- _DATASET ROWS_
****************

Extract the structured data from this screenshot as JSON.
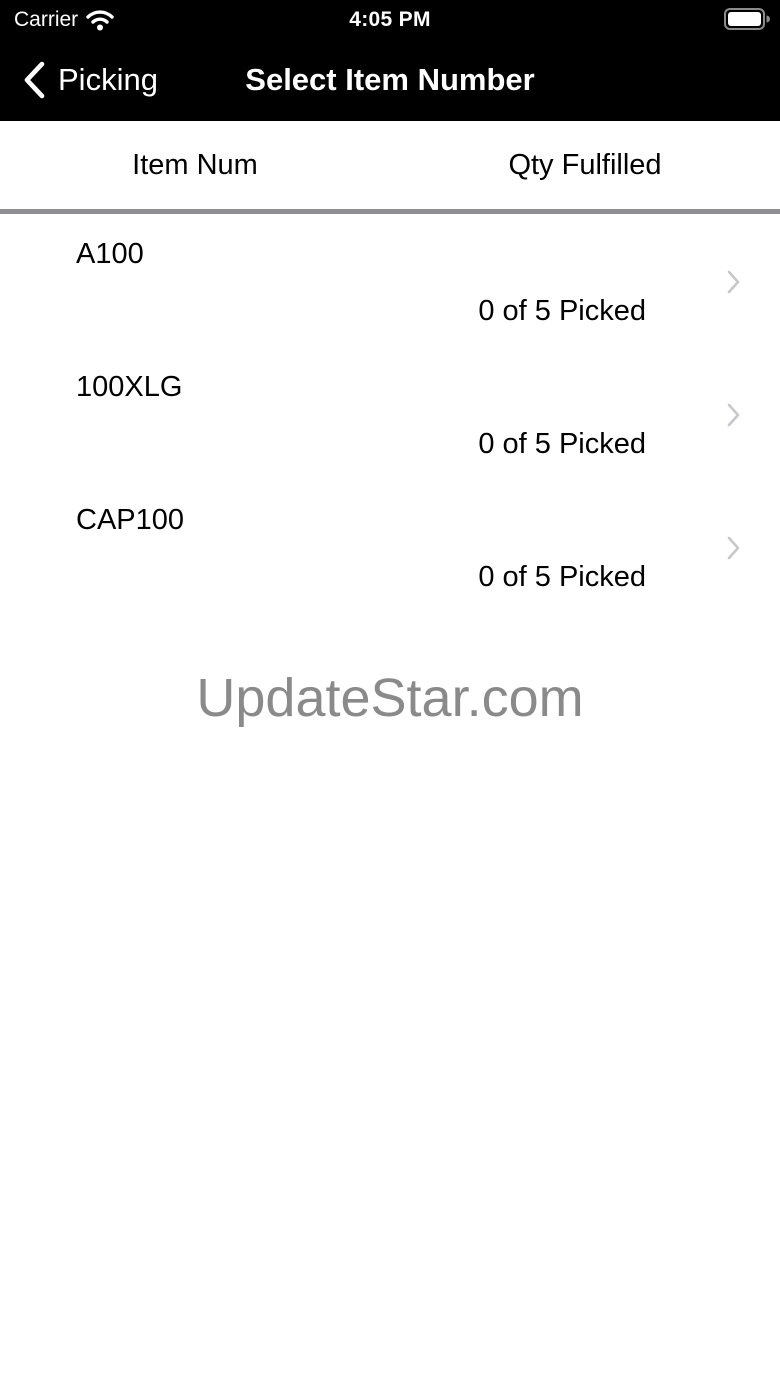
{
  "status_bar": {
    "carrier": "Carrier",
    "time": "4:05 PM",
    "icons": [
      "wifi-icon",
      "battery-icon"
    ]
  },
  "nav_bar": {
    "back_label": "Picking",
    "back_icon": "chevron-left-icon",
    "title": "Select Item Number"
  },
  "table": {
    "headers": {
      "item_num": "Item Num",
      "qty_fulfilled": "Qty Fulfilled"
    },
    "rows": [
      {
        "item_num": "A100",
        "qty": "0 of 5 Picked",
        "icon": "chevron-right-icon"
      },
      {
        "item_num": "100XLG",
        "qty": "0 of 5 Picked",
        "icon": "chevron-right-icon"
      },
      {
        "item_num": "CAP100",
        "qty": "0 of 5 Picked",
        "icon": "chevron-right-icon"
      }
    ]
  },
  "watermark": "UpdateStar.com",
  "colors": {
    "bar_background": "#000000",
    "bar_text": "#ffffff",
    "header_rule": "#8e8e93",
    "chevron": "#c7c7cc",
    "watermark": "#8a8a8a"
  }
}
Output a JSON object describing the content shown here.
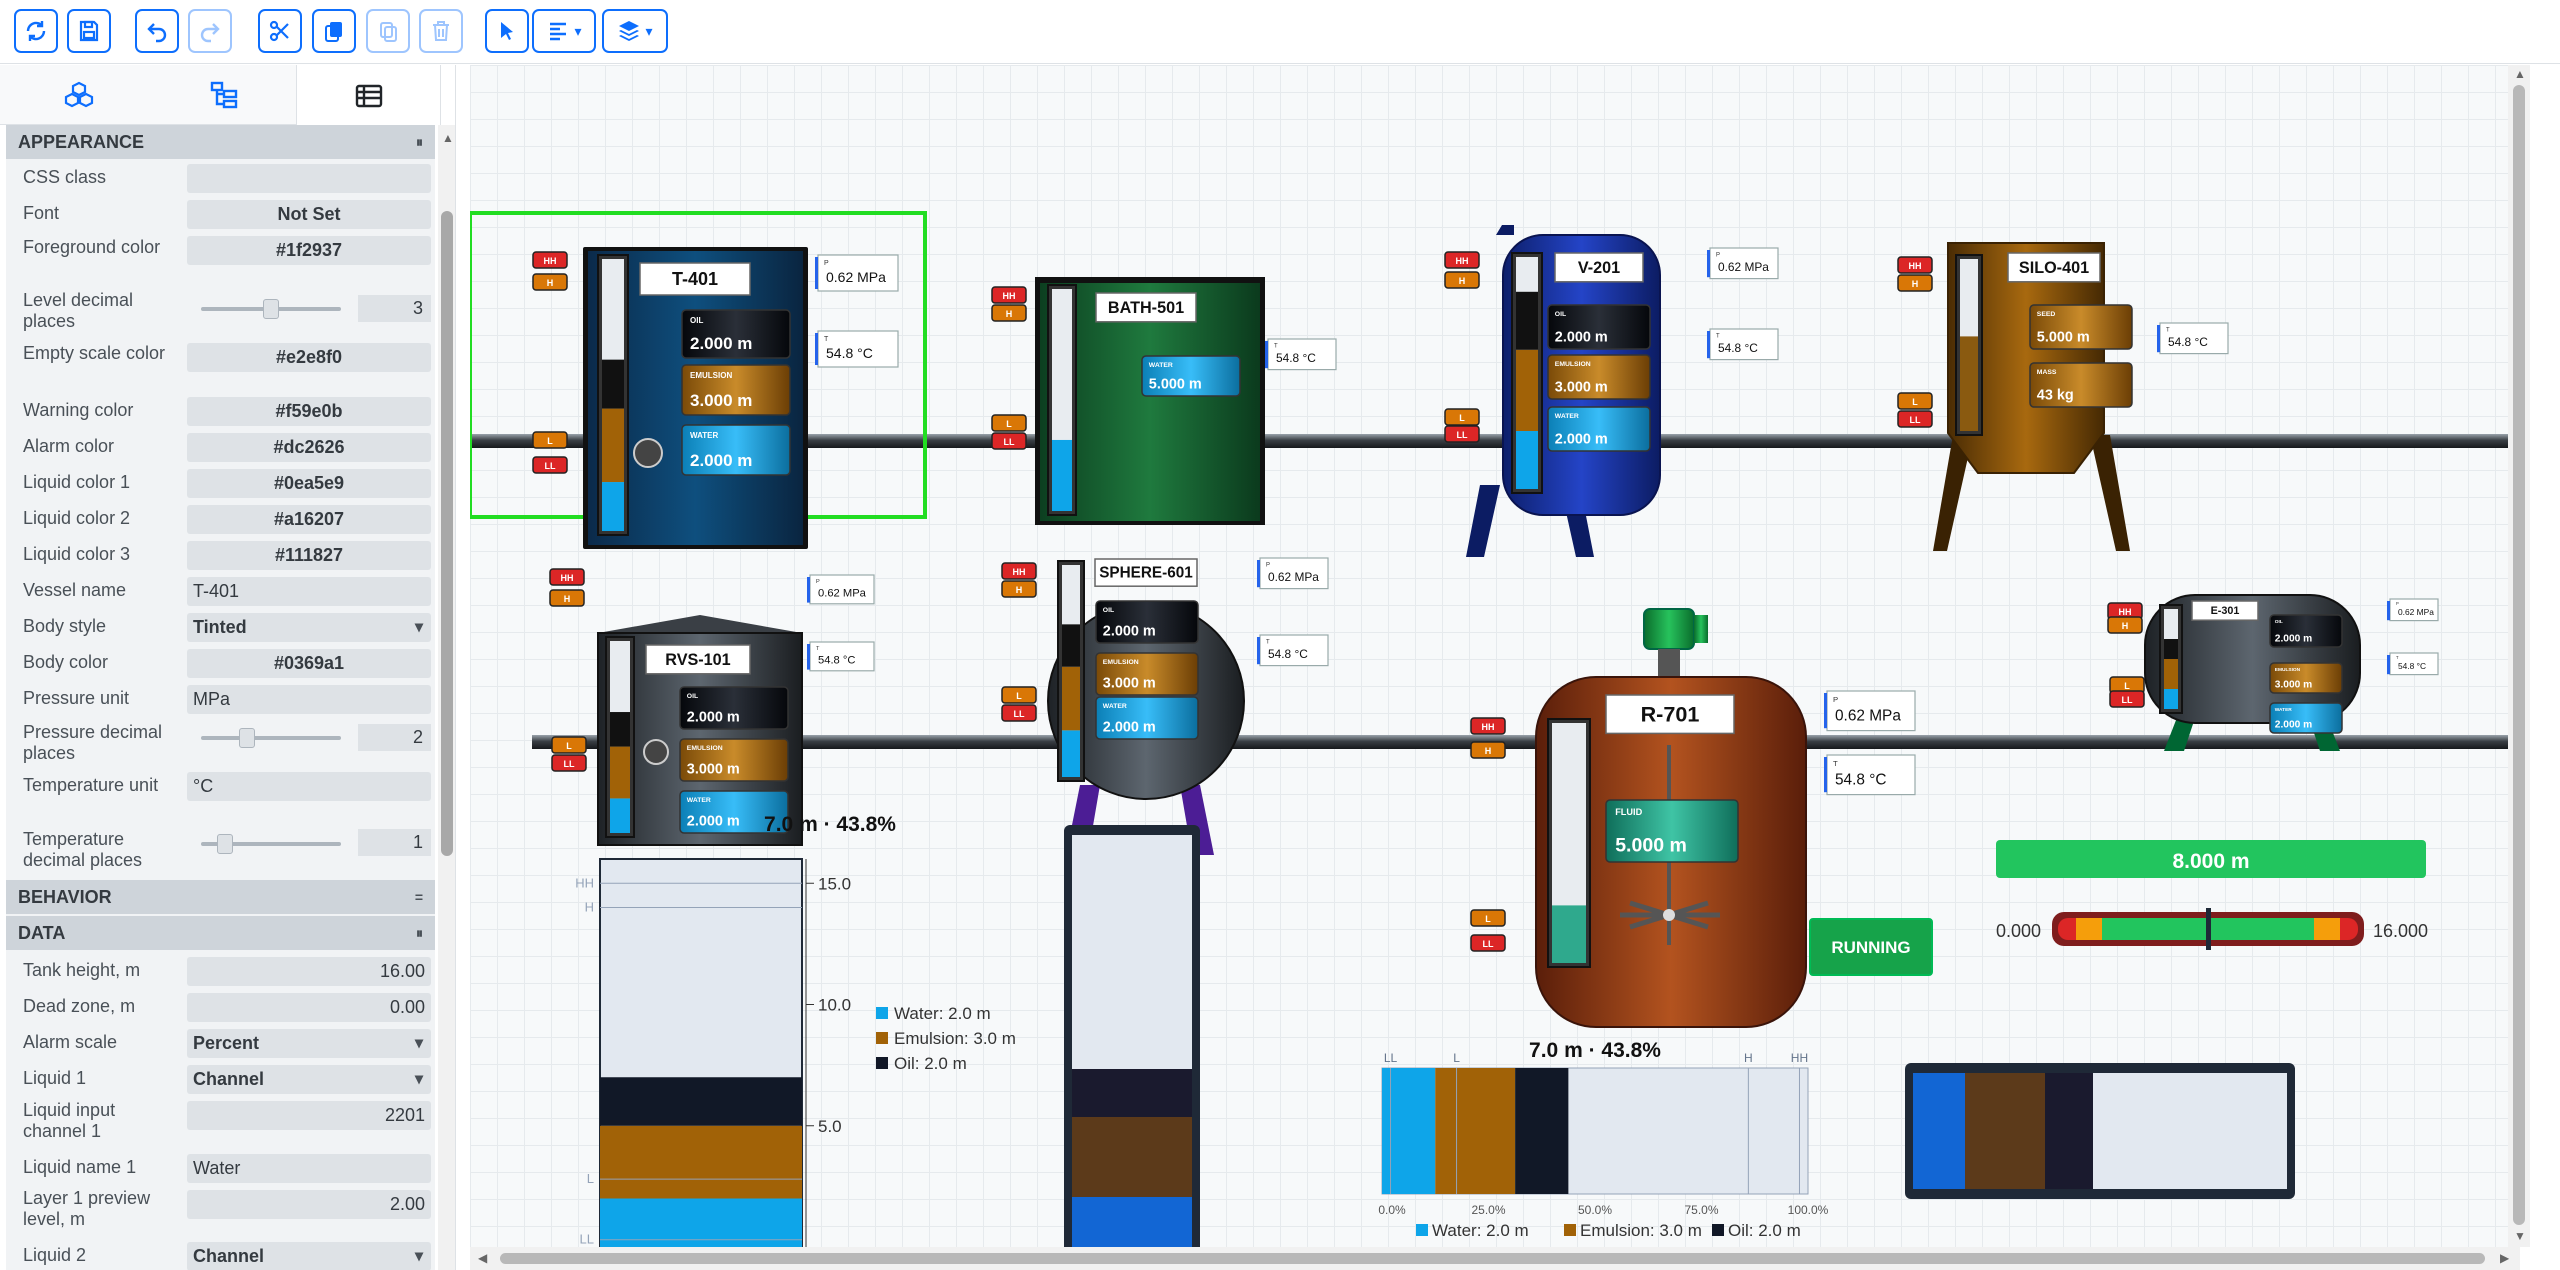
{
  "toolbar": {
    "buttons": [
      {
        "name": "refresh-button",
        "icon": "refresh-icon"
      },
      {
        "name": "save-button",
        "icon": "save-icon"
      },
      {
        "name": "undo-button",
        "icon": "undo-icon"
      },
      {
        "name": "redo-button",
        "icon": "redo-icon"
      },
      {
        "name": "cut-button",
        "icon": "scissors-icon"
      },
      {
        "name": "copy-button",
        "icon": "copy-icon"
      },
      {
        "name": "paste-button",
        "icon": "paste-icon"
      },
      {
        "name": "delete-button",
        "icon": "trash-icon"
      },
      {
        "name": "pointer-button",
        "icon": "pointer-icon"
      },
      {
        "name": "align-dropdown",
        "icon": "align-left-icon"
      },
      {
        "name": "layers-dropdown",
        "icon": "layers-icon"
      }
    ]
  },
  "sidebar": {
    "tabs": [
      {
        "name": "tab-components",
        "icon": "cubes-icon"
      },
      {
        "name": "tab-tree",
        "icon": "tree-icon"
      },
      {
        "name": "tab-properties",
        "icon": "table-icon",
        "active": true
      }
    ],
    "sections": {
      "appearance": "APPEARANCE",
      "behavior": "BEHAVIOR",
      "data": "DATA"
    },
    "appearance": {
      "css_class": {
        "label": "CSS class",
        "value": ""
      },
      "font": {
        "label": "Font",
        "value": "Not Set"
      },
      "foreground_color": {
        "label": "Foreground color",
        "value": "#1f2937"
      },
      "level_decimal_places": {
        "label": "Level decimal places",
        "value": "3",
        "slider": 0.5
      },
      "empty_scale_color": {
        "label": "Empty scale color",
        "value": "#e2e8f0"
      },
      "warning_color": {
        "label": "Warning color",
        "value": "#f59e0b"
      },
      "alarm_color": {
        "label": "Alarm color",
        "value": "#dc2626"
      },
      "liquid_color_1": {
        "label": "Liquid color 1",
        "value": "#0ea5e9"
      },
      "liquid_color_2": {
        "label": "Liquid color 2",
        "value": "#a16207"
      },
      "liquid_color_3": {
        "label": "Liquid color 3",
        "value": "#111827"
      },
      "vessel_name": {
        "label": "Vessel name",
        "value": "T-401"
      },
      "body_style": {
        "label": "Body style",
        "value": "Tinted"
      },
      "body_color": {
        "label": "Body color",
        "value": "#0369a1"
      },
      "pressure_unit": {
        "label": "Pressure unit",
        "value": "MPa"
      },
      "pressure_decimal_places": {
        "label": "Pressure decimal places",
        "value": "2",
        "slider": 0.33
      },
      "temperature_unit": {
        "label": "Temperature unit",
        "value": "°C"
      },
      "temperature_decimal_places": {
        "label": "Temperature decimal places",
        "value": "1",
        "slider": 0.17
      }
    },
    "data": {
      "tank_height": {
        "label": "Tank height, m",
        "value": "16.00"
      },
      "dead_zone": {
        "label": "Dead zone, m",
        "value": "0.00"
      },
      "alarm_scale": {
        "label": "Alarm scale",
        "value": "Percent"
      },
      "liquid_1": {
        "label": "Liquid 1",
        "value": "Channel"
      },
      "liquid_input_channel_1": {
        "label": "Liquid input channel 1",
        "value": "2201"
      },
      "liquid_name_1": {
        "label": "Liquid name 1",
        "value": "Water"
      },
      "layer_1_preview_level": {
        "label": "Layer 1 preview level, m",
        "value": "2.00"
      },
      "liquid_2": {
        "label": "Liquid 2",
        "value": "Channel"
      }
    }
  },
  "canvas": {
    "tanks": [
      {
        "id": "T-401",
        "pressure": "0.62 MPa",
        "temperature": "54.8 °C",
        "layers": [
          {
            "name": "OIL",
            "value": "2.000 m"
          },
          {
            "name": "EMULSION",
            "value": "3.000 m"
          },
          {
            "name": "WATER",
            "value": "2.000 m"
          }
        ],
        "alarms": [
          "HH",
          "H",
          "L",
          "LL"
        ]
      },
      {
        "id": "BATH-501",
        "temperature": "54.8 °C",
        "layers": [
          {
            "name": "WATER",
            "value": "5.000 m"
          }
        ],
        "alarms": [
          "HH",
          "H",
          "L",
          "LL"
        ]
      },
      {
        "id": "V-201",
        "pressure": "0.62 MPa",
        "temperature": "54.8 °C",
        "layers": [
          {
            "name": "OIL",
            "value": "2.000 m"
          },
          {
            "name": "EMULSION",
            "value": "3.000 m"
          },
          {
            "name": "WATER",
            "value": "2.000 m"
          }
        ],
        "alarms": [
          "HH",
          "H",
          "L",
          "LL"
        ]
      },
      {
        "id": "SILO-401",
        "temperature": "54.8 °C",
        "layers": [
          {
            "name": "SEED",
            "value": "5.000 m"
          },
          {
            "name": "MASS",
            "value": "43 kg"
          }
        ],
        "alarms": [
          "HH",
          "H",
          "L",
          "LL"
        ]
      },
      {
        "id": "RVS-101",
        "pressure": "0.62 MPa",
        "temperature": "54.8 °C",
        "layers": [
          {
            "name": "OIL",
            "value": "2.000 m"
          },
          {
            "name": "EMULSION",
            "value": "3.000 m"
          },
          {
            "name": "WATER",
            "value": "2.000 m"
          }
        ],
        "alarms": [
          "HH",
          "H",
          "L",
          "LL"
        ]
      },
      {
        "id": "SPHERE-601",
        "pressure": "0.62 MPa",
        "temperature": "54.8 °C",
        "layers": [
          {
            "name": "OIL",
            "value": "2.000 m"
          },
          {
            "name": "EMULSION",
            "value": "3.000 m"
          },
          {
            "name": "WATER",
            "value": "2.000 m"
          }
        ],
        "alarms": [
          "HH",
          "H",
          "L",
          "LL"
        ]
      },
      {
        "id": "R-701",
        "pressure": "0.62 MPa",
        "temperature": "54.8 °C",
        "layers": [
          {
            "name": "FLUID",
            "value": "5.000 m"
          }
        ],
        "alarms": [
          "HH",
          "H",
          "L",
          "LL"
        ],
        "status": "RUNNING"
      },
      {
        "id": "E-301",
        "pressure": "0.62 MPa",
        "temperature": "54.8 °C",
        "layers": [
          {
            "name": "OIL",
            "value": "2.000 m"
          },
          {
            "name": "EMULSION",
            "value": "3.000 m"
          },
          {
            "name": "WATER",
            "value": "2.000 m"
          }
        ],
        "alarms": [
          "HH",
          "H",
          "L",
          "LL"
        ]
      }
    ],
    "level_chart": {
      "title": "7.0 m · 43.8%",
      "ticks": [
        "15.0",
        "10.0",
        "5.0"
      ],
      "marks": [
        "HH",
        "H",
        "L",
        "LL"
      ],
      "legend": [
        "Water: 2.0 m",
        "Emulsion: 3.0 m",
        "Oil: 2.0 m"
      ]
    },
    "bar_chart": {
      "title": "7.0 m · 43.8%",
      "marks": [
        "LL",
        "L",
        "H",
        "HH"
      ],
      "ticks": [
        "0.0%",
        "25.0%",
        "50.0%",
        "75.0%",
        "100.0%"
      ],
      "legend": [
        "Water: 2.0 m",
        "Emulsion: 3.0 m",
        "Oil: 2.0 m"
      ]
    },
    "gauge": {
      "value": "8.000 m",
      "min": "0.000",
      "max": "16.000"
    },
    "colors": {
      "water": "#0ea5e9",
      "emulsion": "#a16207",
      "oil": "#111827",
      "empty": "#e2e8f0",
      "warning": "#f59e0b",
      "alarm": "#dc2626",
      "selection": "#22dd22",
      "running": "#16a34a"
    }
  }
}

****************

- _EXERCISE DIRECTIONS_
Determine how many lines of the records above contain the word "dropdown", and report only that number.

- _FINAL RESULT_
2